Task: Your task is to copy each line that has the word "Properties".

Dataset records
^^^^^^^^^^^^^^^^

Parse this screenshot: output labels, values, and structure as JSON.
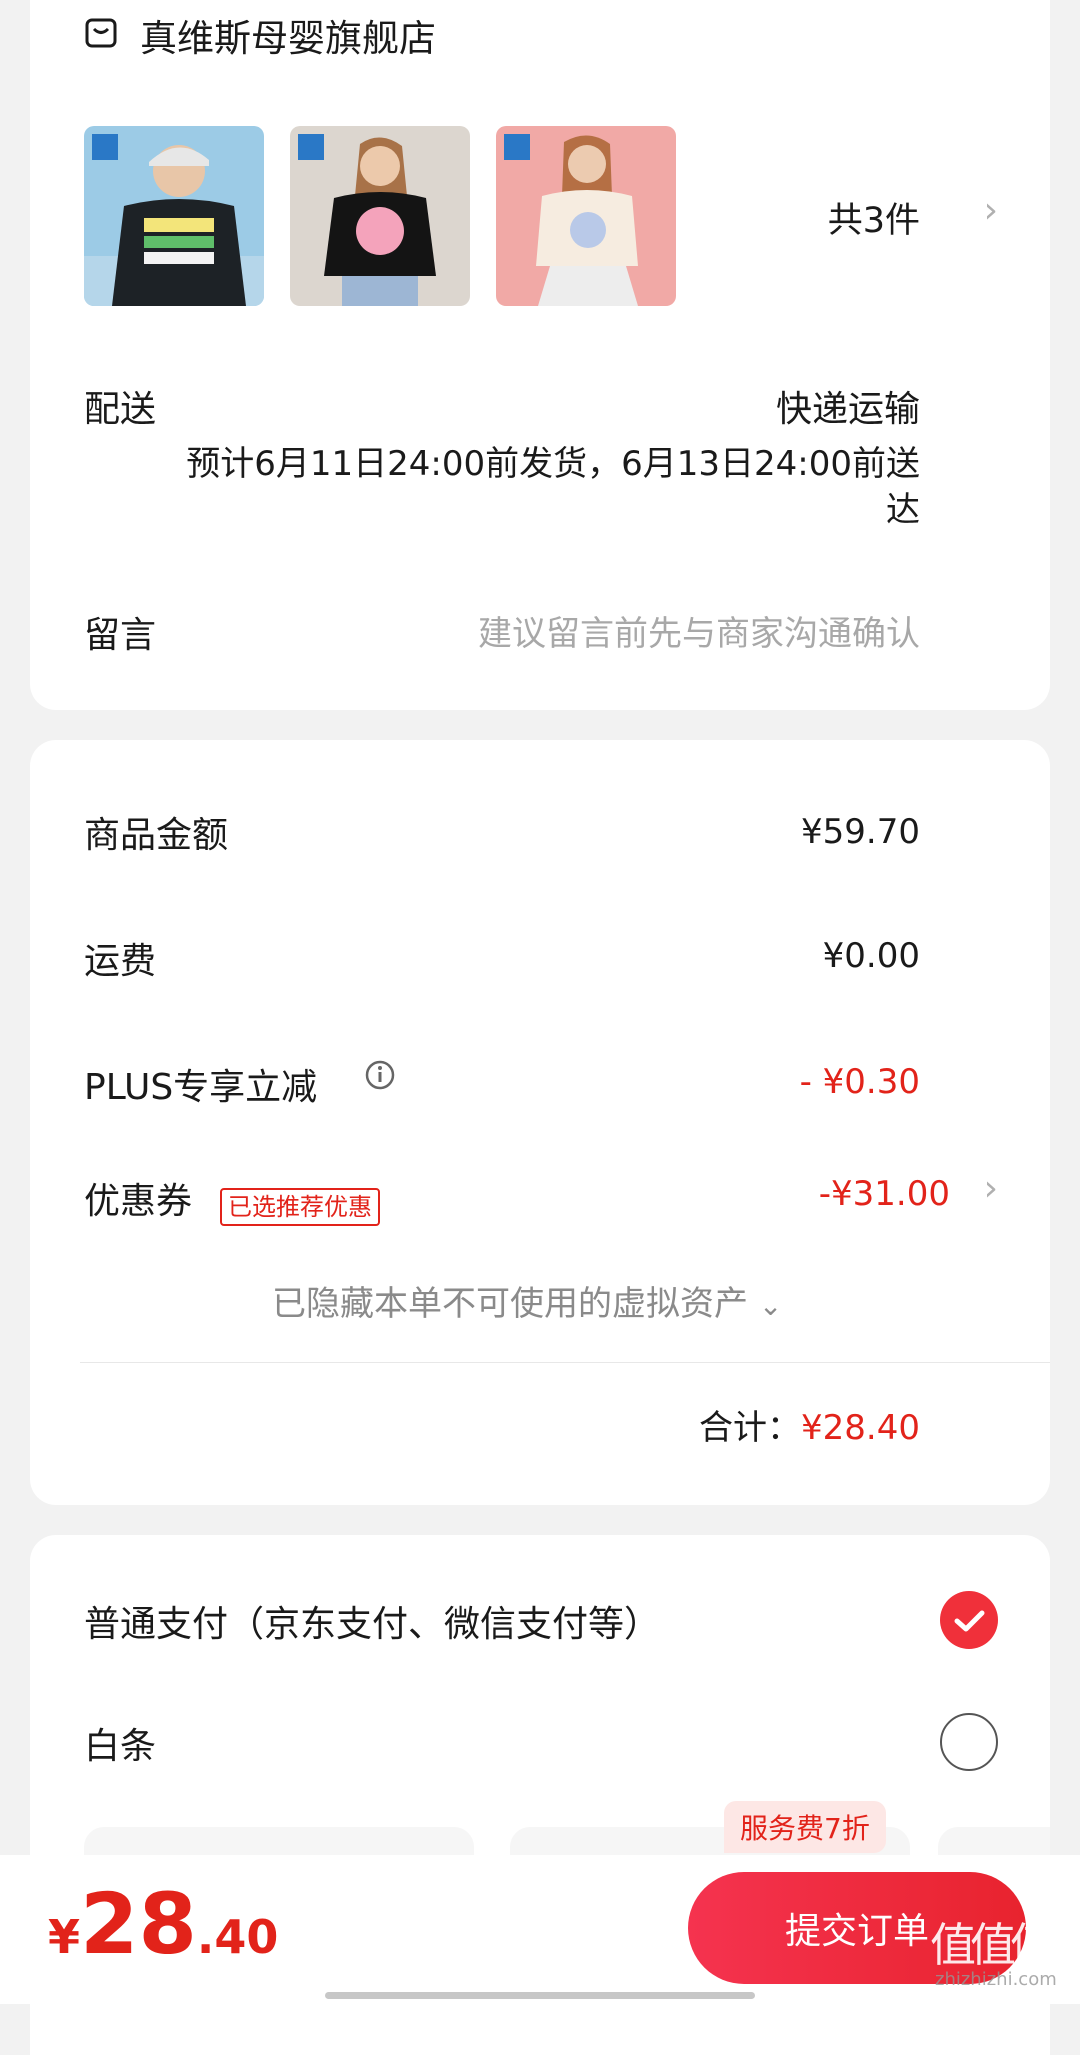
{
  "store": {
    "name": "真维斯母婴旗舰店",
    "item_count": "共3件"
  },
  "delivery": {
    "label": "配送",
    "method": "快递运输",
    "estimate_line1": "预计6月11日24:00前发货，6月13日24:00前送",
    "estimate_line2": "达"
  },
  "message": {
    "label": "留言",
    "placeholder": "建议留言前先与商家沟通确认"
  },
  "price": {
    "goods_label": "商品金额",
    "goods_value": "¥59.70",
    "shipping_label": "运费",
    "shipping_value": "¥0.00",
    "plus_label": "PLUS专享立减",
    "plus_value": "- ¥0.30",
    "coupon_label": "优惠券",
    "coupon_tag": "已选推荐优惠",
    "coupon_value": "-¥31.00",
    "hidden_assets": "已隐藏本单不可使用的虚拟资产",
    "total_label": "合计：",
    "total_value": "¥28.40"
  },
  "payment": {
    "normal_label": "普通支付（京东支付、微信支付等）",
    "baitiao_label": "白条",
    "service_tag": "服务费7折"
  },
  "bottom": {
    "currency": "¥",
    "integer": "28",
    "decimal": ".40",
    "submit_label": "提交订单"
  },
  "watermark": {
    "text": "值值值",
    "site": "zhizhizhi.com"
  },
  "colors": {
    "accent": "#e2231a",
    "background": "#f2f2f2"
  }
}
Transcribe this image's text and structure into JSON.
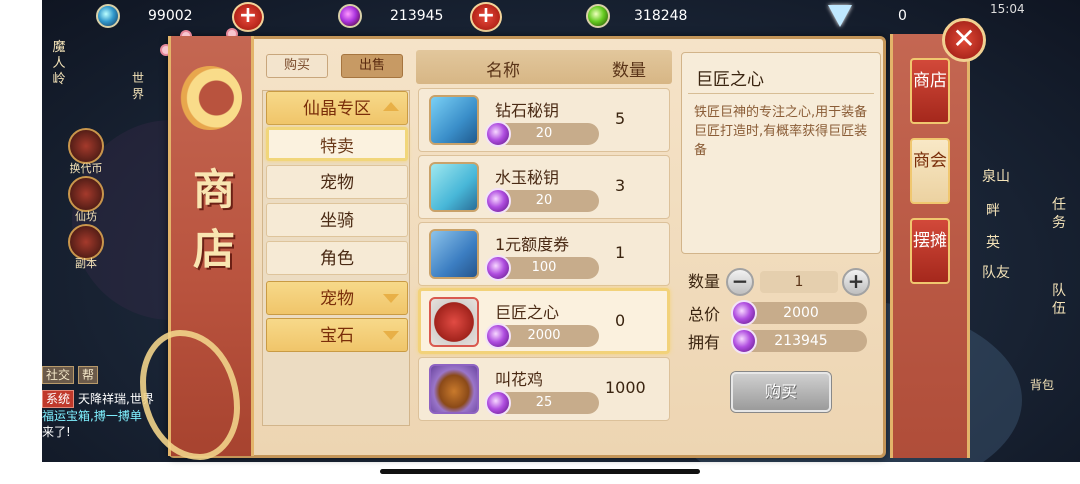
{
  "status": {
    "time": "15:04"
  },
  "currencies": [
    {
      "icon": "blue-gem-icon",
      "value": "99002"
    },
    {
      "icon": "purple-gem-icon",
      "value": "213945"
    },
    {
      "icon": "green-gem-icon",
      "value": "318248"
    },
    {
      "icon": "diamond-icon",
      "value": "0"
    }
  ],
  "left_hud": {
    "zone_name": "魔人岭",
    "world": "世界",
    "exchange": "换代币",
    "fairy": "仙坊",
    "copy": "副本"
  },
  "right_hud": {
    "task": "任务",
    "team": "队伍",
    "bag": "背包",
    "place1": "泉山",
    "place2": "畔",
    "place3": "英",
    "place4": "队友"
  },
  "chat": {
    "tabs": [
      "社交",
      "帮"
    ],
    "lines": [
      {
        "tag": "系统",
        "text": "天降祥瑞,世界"
      },
      {
        "tag": "",
        "text": "福运宝箱,搏一搏单"
      },
      {
        "tag": "",
        "text": "来了!"
      }
    ]
  },
  "shop": {
    "banner_title": "商店",
    "tabs": {
      "buy": "购买",
      "sell": "出售"
    },
    "categories": [
      {
        "label": "仙晶专区",
        "type": "group",
        "arrow": "up"
      },
      {
        "label": "特卖",
        "type": "selected"
      },
      {
        "label": "宠物",
        "type": "item"
      },
      {
        "label": "坐骑",
        "type": "item"
      },
      {
        "label": "角色",
        "type": "item"
      },
      {
        "label": "宠物",
        "type": "group",
        "arrow": "down"
      },
      {
        "label": "宝石",
        "type": "group",
        "arrow": "down"
      }
    ],
    "list_header": {
      "name": "名称",
      "qty": "数量"
    },
    "items": [
      {
        "name": "钻石秘钥",
        "price": "20",
        "qty": "5",
        "icon": "diamond-key-icon",
        "selected": false
      },
      {
        "name": "水玉秘钥",
        "price": "20",
        "qty": "3",
        "icon": "jade-key-icon",
        "selected": false
      },
      {
        "name": "1元额度券",
        "price": "100",
        "qty": "1",
        "icon": "voucher-scroll-icon",
        "selected": false
      },
      {
        "name": "巨匠之心",
        "price": "2000",
        "qty": "0",
        "icon": "craftsman-heart-icon",
        "selected": true
      },
      {
        "name": "叫花鸡",
        "price": "25",
        "qty": "1000",
        "icon": "roast-chicken-icon",
        "selected": false
      }
    ],
    "detail": {
      "title": "巨匠之心",
      "description": "铁匠巨神的专注之心,用于装备巨匠打造时,有概率获得巨匠装备"
    },
    "purchase": {
      "qty_label": "数量",
      "qty_value": "1",
      "total_label": "总价",
      "total_value": "2000",
      "own_label": "拥有",
      "own_value": "213945",
      "buy_button": "购买"
    },
    "side_tabs": [
      {
        "label": "商店",
        "selected": false
      },
      {
        "label": "商会",
        "selected": true
      },
      {
        "label": "摆摊",
        "selected": false
      }
    ],
    "close_symbol": "✕"
  },
  "colors": {
    "accent": "#c49558",
    "banner": "#b9533e",
    "price_coin": "#b04ee0"
  }
}
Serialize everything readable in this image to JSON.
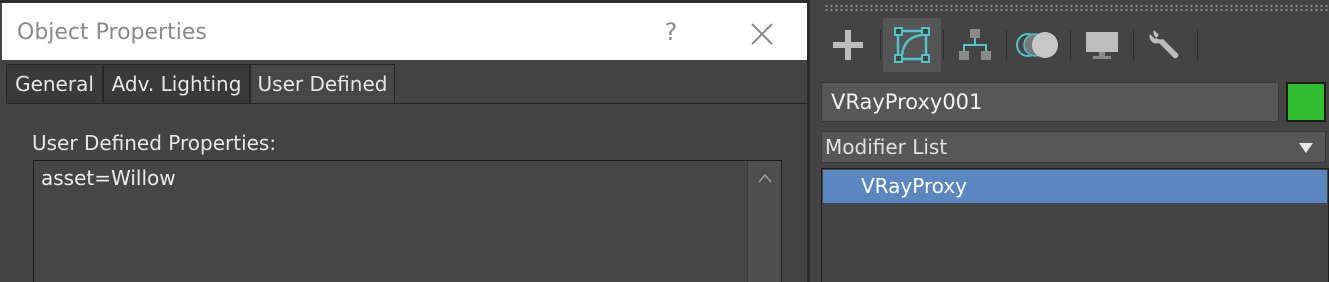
{
  "dialog": {
    "title": "Object Properties",
    "help_label": "?",
    "tabs": [
      {
        "label": "General"
      },
      {
        "label": "Adv. Lighting"
      },
      {
        "label": "User Defined"
      }
    ],
    "active_tab": "User Defined",
    "user_defined": {
      "label": "User Defined Properties:",
      "value": "asset=Willow"
    }
  },
  "command_panel": {
    "tabs": [
      {
        "icon": "plus-icon",
        "name": "Create"
      },
      {
        "icon": "modify-icon",
        "name": "Modify",
        "active": true
      },
      {
        "icon": "hierarchy-icon",
        "name": "Hierarchy"
      },
      {
        "icon": "motion-icon",
        "name": "Motion"
      },
      {
        "icon": "display-icon",
        "name": "Display"
      },
      {
        "icon": "wrench-icon",
        "name": "Utilities"
      }
    ],
    "object_name": "VRayProxy001",
    "object_color": "#2fbf2f",
    "modifier_list_label": "Modifier List",
    "stack_items": [
      {
        "label": "VRayProxy",
        "selected": true
      }
    ]
  },
  "colors": {
    "accent_teal": "#4fc3c8",
    "selection_blue": "#5b87c0",
    "background": "#444444"
  }
}
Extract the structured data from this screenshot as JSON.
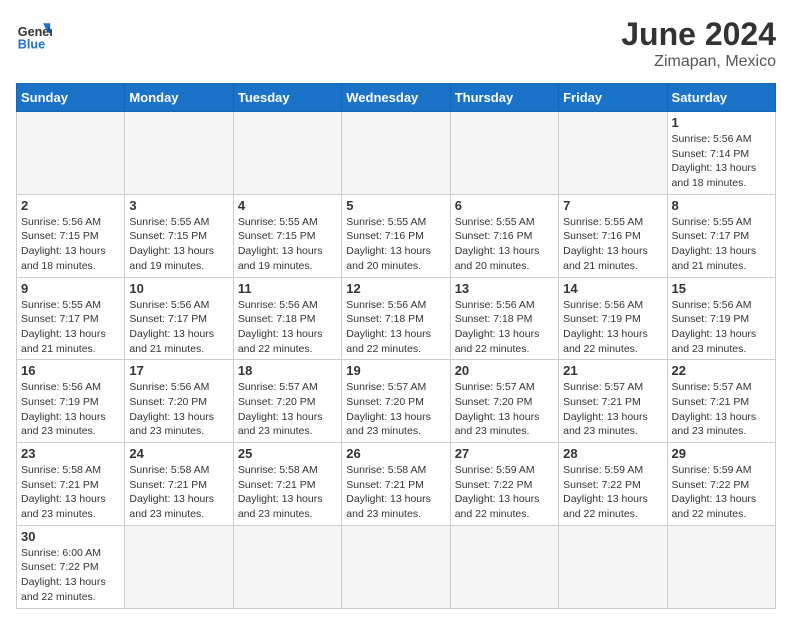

^^^^^^^^^^^^^^^^

Answer to this exercise:
    "title": "Object Properties",
      "label": "User Defined Properties:",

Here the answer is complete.